_What you have to do_: Transcribe every record that appears below, exactly and in full.

_Information shown_:
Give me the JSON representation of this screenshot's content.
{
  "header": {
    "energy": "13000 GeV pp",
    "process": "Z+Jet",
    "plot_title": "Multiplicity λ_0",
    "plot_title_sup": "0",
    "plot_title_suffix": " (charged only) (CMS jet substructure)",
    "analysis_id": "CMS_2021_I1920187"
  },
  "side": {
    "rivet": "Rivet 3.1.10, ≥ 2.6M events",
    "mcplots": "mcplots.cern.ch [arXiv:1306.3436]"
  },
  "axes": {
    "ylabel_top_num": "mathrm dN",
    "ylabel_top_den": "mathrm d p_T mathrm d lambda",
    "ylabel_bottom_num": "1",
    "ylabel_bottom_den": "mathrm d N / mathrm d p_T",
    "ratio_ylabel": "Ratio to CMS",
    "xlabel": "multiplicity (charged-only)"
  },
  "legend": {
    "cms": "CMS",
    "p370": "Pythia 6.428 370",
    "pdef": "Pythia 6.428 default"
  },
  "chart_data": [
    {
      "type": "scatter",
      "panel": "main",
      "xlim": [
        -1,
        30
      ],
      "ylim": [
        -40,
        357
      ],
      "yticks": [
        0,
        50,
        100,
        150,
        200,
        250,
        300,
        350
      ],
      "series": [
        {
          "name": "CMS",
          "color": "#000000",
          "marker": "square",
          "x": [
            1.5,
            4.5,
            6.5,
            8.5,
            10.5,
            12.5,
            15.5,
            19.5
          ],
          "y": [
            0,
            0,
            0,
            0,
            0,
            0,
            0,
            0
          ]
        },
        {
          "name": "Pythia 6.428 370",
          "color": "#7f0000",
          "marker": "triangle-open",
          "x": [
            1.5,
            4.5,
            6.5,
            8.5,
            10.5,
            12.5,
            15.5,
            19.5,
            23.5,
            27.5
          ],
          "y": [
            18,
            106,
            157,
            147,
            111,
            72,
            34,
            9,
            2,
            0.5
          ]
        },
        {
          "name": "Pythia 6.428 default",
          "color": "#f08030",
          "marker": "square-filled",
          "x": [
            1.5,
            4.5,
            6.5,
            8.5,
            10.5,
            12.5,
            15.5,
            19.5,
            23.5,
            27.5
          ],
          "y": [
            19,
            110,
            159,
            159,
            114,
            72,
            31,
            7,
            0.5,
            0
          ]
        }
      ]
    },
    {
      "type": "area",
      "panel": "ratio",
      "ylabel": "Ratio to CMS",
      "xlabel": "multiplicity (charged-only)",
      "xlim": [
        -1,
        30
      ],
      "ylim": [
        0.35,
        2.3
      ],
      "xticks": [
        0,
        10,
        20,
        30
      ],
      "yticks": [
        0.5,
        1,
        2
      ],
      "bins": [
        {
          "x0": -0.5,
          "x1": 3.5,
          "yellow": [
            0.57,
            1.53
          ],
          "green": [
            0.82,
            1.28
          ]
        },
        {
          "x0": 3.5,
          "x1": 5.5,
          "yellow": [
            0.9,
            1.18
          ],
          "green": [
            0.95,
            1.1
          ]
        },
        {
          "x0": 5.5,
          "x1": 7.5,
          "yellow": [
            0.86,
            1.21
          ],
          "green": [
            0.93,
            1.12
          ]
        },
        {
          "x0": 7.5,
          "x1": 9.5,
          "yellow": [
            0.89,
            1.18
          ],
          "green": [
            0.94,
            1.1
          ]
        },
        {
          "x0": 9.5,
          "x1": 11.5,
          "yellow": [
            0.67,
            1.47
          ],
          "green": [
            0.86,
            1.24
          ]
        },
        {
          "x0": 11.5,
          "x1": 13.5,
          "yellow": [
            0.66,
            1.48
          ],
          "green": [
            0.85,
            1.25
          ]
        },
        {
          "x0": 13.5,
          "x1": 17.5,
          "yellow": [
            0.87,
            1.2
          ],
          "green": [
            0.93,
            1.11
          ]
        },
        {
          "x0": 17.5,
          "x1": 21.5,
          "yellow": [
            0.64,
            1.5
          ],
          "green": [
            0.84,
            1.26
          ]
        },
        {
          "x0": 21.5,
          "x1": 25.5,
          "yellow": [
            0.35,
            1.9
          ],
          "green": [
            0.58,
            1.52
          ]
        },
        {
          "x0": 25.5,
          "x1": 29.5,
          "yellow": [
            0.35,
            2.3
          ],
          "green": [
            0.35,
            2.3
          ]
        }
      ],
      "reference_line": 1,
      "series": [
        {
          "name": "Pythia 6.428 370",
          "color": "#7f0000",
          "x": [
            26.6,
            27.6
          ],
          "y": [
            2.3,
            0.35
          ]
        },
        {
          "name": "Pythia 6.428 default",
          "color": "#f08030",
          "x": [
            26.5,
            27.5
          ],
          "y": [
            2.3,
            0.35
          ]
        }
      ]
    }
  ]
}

_Full answer_:
Give me the JSON representation of this screenshot's content.
{
  "header": {
    "energy": "13000 GeV pp",
    "process": "Z+Jet",
    "plot_title": "Multiplicity λ_0",
    "plot_title_sup": "0",
    "plot_title_suffix": " (charged only) (CMS jet substructure)",
    "analysis_id": "CMS_2021_I1920187"
  },
  "side": {
    "rivet": "Rivet 3.1.10, ≥ 2.6M events",
    "mcplots": "mcplots.cern.ch [arXiv:1306.3436]"
  },
  "axes": {
    "ylabel_top_num": "mathrm dN",
    "ylabel_top_den": "mathrm d p_T mathrm d lambda",
    "ylabel_bottom_num": "1",
    "ylabel_bottom_den": "mathrm d N / mathrm d p_T",
    "ratio_ylabel": "Ratio to CMS",
    "xlabel": "multiplicity (charged-only)"
  },
  "legend": {
    "cms": "CMS",
    "p370": "Pythia 6.428 370",
    "pdef": "Pythia 6.428 default"
  },
  "chart_data": [
    {
      "type": "scatter",
      "panel": "main",
      "xlim": [
        -1,
        30
      ],
      "ylim": [
        -40,
        357
      ],
      "yticks": [
        0,
        50,
        100,
        150,
        200,
        250,
        300,
        350
      ],
      "series": [
        {
          "name": "CMS",
          "color": "#000000",
          "marker": "square",
          "x": [
            1.5,
            4.5,
            6.5,
            8.5,
            10.5,
            12.5,
            15.5,
            19.5
          ],
          "y": [
            0,
            0,
            0,
            0,
            0,
            0,
            0,
            0
          ]
        },
        {
          "name": "Pythia 6.428 370",
          "color": "#7f0000",
          "marker": "triangle-open",
          "x": [
            1.5,
            4.5,
            6.5,
            8.5,
            10.5,
            12.5,
            15.5,
            19.5,
            23.5,
            27.5
          ],
          "y": [
            18,
            106,
            157,
            147,
            111,
            72,
            34,
            9,
            2,
            0.5
          ]
        },
        {
          "name": "Pythia 6.428 default",
          "color": "#f08030",
          "marker": "square-filled",
          "x": [
            1.5,
            4.5,
            6.5,
            8.5,
            10.5,
            12.5,
            15.5,
            19.5,
            23.5,
            27.5
          ],
          "y": [
            19,
            110,
            159,
            159,
            114,
            72,
            31,
            7,
            0.5,
            0
          ]
        }
      ]
    },
    {
      "type": "area",
      "panel": "ratio",
      "ylabel": "Ratio to CMS",
      "xlabel": "multiplicity (charged-only)",
      "xlim": [
        -1,
        30
      ],
      "ylim": [
        0.35,
        2.3
      ],
      "xticks": [
        0,
        10,
        20,
        30
      ],
      "yticks": [
        0.5,
        1,
        2
      ],
      "bins": [
        {
          "x0": -0.5,
          "x1": 3.5,
          "yellow": [
            0.57,
            1.53
          ],
          "green": [
            0.82,
            1.28
          ]
        },
        {
          "x0": 3.5,
          "x1": 5.5,
          "yellow": [
            0.9,
            1.18
          ],
          "green": [
            0.95,
            1.1
          ]
        },
        {
          "x0": 5.5,
          "x1": 7.5,
          "yellow": [
            0.86,
            1.21
          ],
          "green": [
            0.93,
            1.12
          ]
        },
        {
          "x0": 7.5,
          "x1": 9.5,
          "yellow": [
            0.89,
            1.18
          ],
          "green": [
            0.94,
            1.1
          ]
        },
        {
          "x0": 9.5,
          "x1": 11.5,
          "yellow": [
            0.67,
            1.47
          ],
          "green": [
            0.86,
            1.24
          ]
        },
        {
          "x0": 11.5,
          "x1": 13.5,
          "yellow": [
            0.66,
            1.48
          ],
          "green": [
            0.85,
            1.25
          ]
        },
        {
          "x0": 13.5,
          "x1": 17.5,
          "yellow": [
            0.87,
            1.2
          ],
          "green": [
            0.93,
            1.11
          ]
        },
        {
          "x0": 17.5,
          "x1": 21.5,
          "yellow": [
            0.64,
            1.5
          ],
          "green": [
            0.84,
            1.26
          ]
        },
        {
          "x0": 21.5,
          "x1": 25.5,
          "yellow": [
            0.35,
            1.9
          ],
          "green": [
            0.58,
            1.52
          ]
        },
        {
          "x0": 25.5,
          "x1": 29.5,
          "yellow": [
            0.35,
            2.3
          ],
          "green": [
            0.35,
            2.3
          ]
        }
      ],
      "reference_line": 1,
      "series": [
        {
          "name": "Pythia 6.428 370",
          "color": "#7f0000",
          "x": [
            26.6,
            27.6
          ],
          "y": [
            2.3,
            0.35
          ]
        },
        {
          "name": "Pythia 6.428 default",
          "color": "#f08030",
          "x": [
            26.5,
            27.5
          ],
          "y": [
            2.3,
            0.35
          ]
        }
      ]
    }
  ]
}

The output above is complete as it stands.